Check every line of the material below for the string "this", and return the ones that have it.

↓↓↓

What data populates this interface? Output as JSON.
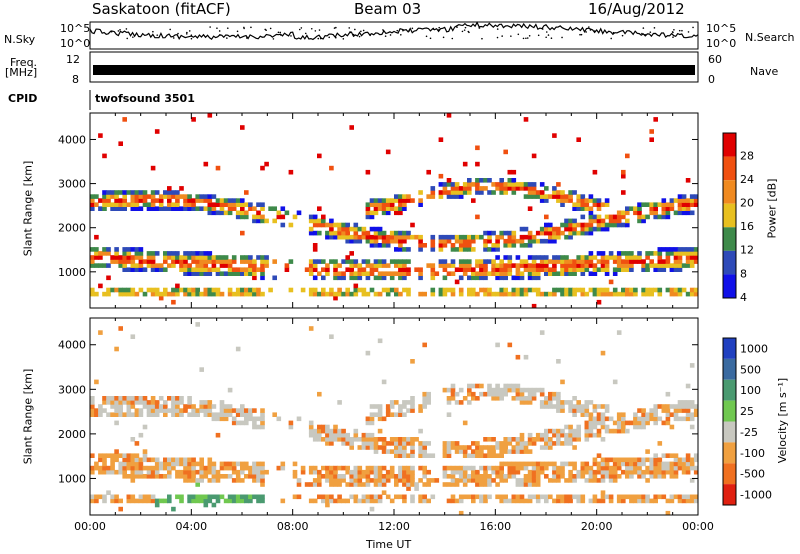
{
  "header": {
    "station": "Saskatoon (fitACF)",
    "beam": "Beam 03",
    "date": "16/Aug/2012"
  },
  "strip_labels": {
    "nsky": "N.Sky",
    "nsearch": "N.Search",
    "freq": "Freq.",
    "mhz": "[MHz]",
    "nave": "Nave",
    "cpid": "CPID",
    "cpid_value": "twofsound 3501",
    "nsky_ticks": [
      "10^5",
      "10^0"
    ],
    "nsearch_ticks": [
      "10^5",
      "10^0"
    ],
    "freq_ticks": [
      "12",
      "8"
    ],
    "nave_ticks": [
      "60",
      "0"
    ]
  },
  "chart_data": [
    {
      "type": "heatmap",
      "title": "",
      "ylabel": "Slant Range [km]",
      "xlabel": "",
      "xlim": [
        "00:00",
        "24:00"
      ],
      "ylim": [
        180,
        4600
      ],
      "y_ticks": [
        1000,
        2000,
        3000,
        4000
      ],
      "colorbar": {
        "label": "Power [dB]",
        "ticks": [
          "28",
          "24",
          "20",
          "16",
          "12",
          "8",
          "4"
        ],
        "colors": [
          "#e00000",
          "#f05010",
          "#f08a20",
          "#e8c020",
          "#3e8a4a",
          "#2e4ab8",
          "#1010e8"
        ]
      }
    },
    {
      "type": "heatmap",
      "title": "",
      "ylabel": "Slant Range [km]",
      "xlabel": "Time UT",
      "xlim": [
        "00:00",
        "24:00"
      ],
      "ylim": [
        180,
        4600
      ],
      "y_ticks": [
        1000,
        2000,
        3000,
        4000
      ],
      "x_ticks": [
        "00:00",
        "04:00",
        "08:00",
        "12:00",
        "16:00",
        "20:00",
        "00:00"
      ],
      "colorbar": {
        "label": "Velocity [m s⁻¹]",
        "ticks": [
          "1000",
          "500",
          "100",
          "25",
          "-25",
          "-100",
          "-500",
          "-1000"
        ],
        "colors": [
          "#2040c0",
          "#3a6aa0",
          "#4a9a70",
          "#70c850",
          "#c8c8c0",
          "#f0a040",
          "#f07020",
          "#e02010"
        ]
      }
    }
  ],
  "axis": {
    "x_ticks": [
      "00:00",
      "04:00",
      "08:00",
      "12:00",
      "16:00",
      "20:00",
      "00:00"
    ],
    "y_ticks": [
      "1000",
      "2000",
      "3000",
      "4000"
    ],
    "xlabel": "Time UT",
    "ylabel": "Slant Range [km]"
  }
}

↑↑↑
↓↓↓

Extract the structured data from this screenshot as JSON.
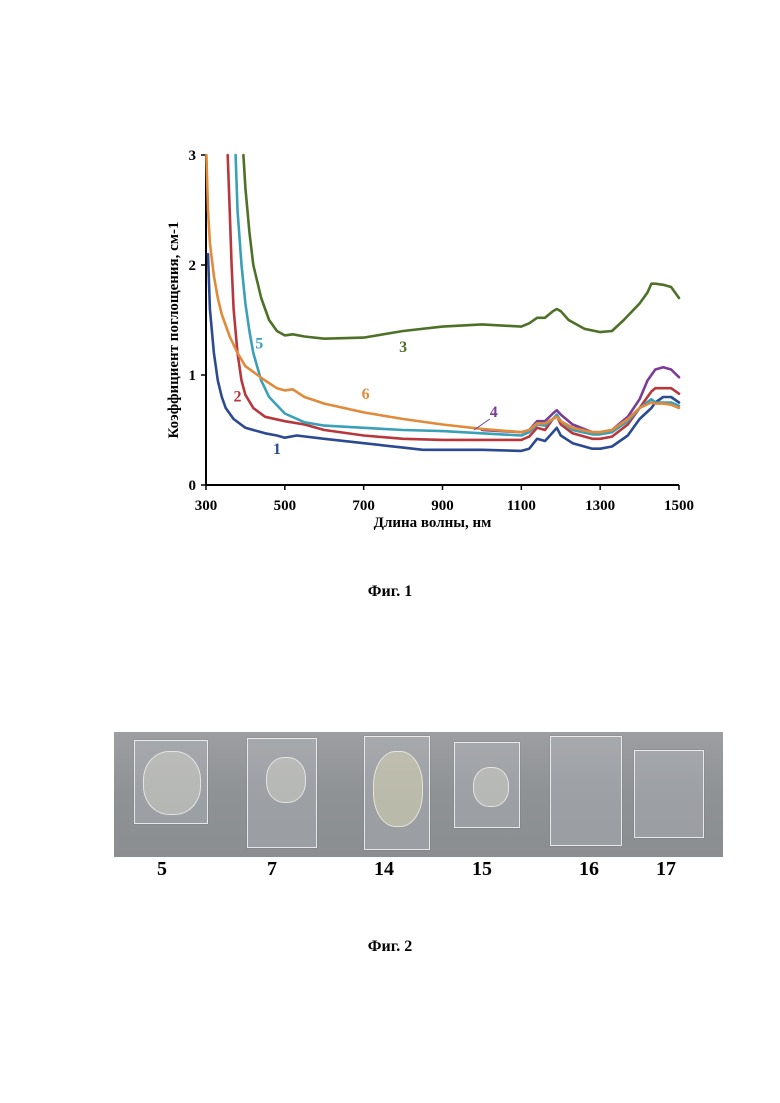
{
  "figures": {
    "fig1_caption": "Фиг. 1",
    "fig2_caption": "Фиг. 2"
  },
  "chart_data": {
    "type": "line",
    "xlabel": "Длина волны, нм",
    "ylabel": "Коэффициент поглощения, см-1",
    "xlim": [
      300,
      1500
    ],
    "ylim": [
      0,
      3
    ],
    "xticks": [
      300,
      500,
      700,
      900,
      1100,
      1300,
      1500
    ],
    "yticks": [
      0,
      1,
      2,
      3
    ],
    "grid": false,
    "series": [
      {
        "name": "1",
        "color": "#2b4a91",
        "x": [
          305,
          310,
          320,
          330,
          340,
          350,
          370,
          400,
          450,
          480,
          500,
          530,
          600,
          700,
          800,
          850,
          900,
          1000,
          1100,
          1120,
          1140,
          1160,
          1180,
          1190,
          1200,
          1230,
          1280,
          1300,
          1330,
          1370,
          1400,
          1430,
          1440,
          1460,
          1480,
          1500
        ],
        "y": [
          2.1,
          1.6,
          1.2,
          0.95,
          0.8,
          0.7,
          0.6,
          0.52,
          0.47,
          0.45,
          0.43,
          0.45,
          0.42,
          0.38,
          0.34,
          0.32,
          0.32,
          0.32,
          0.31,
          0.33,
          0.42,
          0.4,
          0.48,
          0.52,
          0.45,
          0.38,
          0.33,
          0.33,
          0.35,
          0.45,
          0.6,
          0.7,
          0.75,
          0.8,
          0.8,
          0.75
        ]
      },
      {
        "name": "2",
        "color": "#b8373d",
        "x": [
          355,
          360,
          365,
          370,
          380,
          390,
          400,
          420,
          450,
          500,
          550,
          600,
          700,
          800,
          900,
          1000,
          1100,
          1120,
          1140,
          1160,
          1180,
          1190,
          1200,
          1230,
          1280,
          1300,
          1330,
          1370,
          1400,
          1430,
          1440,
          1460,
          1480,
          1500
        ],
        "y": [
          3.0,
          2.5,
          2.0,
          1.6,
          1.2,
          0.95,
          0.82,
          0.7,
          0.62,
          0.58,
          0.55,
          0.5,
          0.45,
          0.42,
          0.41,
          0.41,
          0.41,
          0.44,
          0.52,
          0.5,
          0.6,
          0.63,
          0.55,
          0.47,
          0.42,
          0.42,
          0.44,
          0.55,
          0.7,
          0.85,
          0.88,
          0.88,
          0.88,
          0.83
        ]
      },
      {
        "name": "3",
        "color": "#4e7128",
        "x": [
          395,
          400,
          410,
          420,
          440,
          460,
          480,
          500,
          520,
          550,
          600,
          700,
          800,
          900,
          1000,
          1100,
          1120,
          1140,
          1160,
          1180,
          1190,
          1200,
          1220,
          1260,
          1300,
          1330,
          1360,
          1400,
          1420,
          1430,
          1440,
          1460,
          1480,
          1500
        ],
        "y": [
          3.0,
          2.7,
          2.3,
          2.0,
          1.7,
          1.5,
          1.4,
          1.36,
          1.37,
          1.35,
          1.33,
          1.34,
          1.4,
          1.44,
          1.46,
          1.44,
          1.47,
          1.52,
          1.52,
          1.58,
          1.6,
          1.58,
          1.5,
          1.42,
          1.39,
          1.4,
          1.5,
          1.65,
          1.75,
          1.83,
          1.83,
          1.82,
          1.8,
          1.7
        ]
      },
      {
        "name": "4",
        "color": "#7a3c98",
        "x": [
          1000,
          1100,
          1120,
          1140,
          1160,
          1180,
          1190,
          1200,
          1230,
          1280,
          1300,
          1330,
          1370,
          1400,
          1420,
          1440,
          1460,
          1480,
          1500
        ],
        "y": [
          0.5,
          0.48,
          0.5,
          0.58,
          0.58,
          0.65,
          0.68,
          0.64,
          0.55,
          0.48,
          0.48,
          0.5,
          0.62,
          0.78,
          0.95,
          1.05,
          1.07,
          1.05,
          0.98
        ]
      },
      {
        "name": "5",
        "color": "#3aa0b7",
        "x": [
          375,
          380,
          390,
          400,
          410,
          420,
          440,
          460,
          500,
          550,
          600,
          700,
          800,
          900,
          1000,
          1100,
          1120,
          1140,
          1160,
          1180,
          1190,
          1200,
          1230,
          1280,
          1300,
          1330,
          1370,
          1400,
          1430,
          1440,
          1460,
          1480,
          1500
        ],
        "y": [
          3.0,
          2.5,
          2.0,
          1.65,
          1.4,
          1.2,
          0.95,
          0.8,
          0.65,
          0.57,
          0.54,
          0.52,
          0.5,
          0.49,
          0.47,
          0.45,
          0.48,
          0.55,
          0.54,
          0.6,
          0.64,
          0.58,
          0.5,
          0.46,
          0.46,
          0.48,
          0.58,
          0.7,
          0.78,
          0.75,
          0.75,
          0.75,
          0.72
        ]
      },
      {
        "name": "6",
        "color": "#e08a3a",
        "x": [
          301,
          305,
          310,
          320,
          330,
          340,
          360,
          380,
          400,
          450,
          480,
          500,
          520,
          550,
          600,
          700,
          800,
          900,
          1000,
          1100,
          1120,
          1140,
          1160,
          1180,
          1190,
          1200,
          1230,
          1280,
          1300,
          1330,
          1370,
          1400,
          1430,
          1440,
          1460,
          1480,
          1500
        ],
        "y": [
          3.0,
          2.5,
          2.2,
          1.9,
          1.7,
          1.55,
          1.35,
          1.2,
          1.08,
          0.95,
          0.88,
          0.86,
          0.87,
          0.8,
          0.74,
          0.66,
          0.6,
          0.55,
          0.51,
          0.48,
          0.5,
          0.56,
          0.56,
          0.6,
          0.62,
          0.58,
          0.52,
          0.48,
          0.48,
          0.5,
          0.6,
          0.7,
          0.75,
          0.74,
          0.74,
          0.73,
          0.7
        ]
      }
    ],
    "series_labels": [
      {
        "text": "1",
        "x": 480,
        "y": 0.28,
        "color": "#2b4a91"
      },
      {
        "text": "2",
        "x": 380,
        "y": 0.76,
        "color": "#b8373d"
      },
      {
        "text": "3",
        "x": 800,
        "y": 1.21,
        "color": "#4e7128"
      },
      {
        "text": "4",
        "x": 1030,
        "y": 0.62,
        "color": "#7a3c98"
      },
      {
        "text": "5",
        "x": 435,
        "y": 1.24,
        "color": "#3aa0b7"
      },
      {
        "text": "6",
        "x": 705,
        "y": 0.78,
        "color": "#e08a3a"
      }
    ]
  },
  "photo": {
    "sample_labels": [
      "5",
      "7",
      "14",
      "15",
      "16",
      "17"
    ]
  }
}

↑↑↑

● SOLVED EXERCISE
What data populates this interface? Output as JSON.
Extract the structured data from this screenshot as JSON.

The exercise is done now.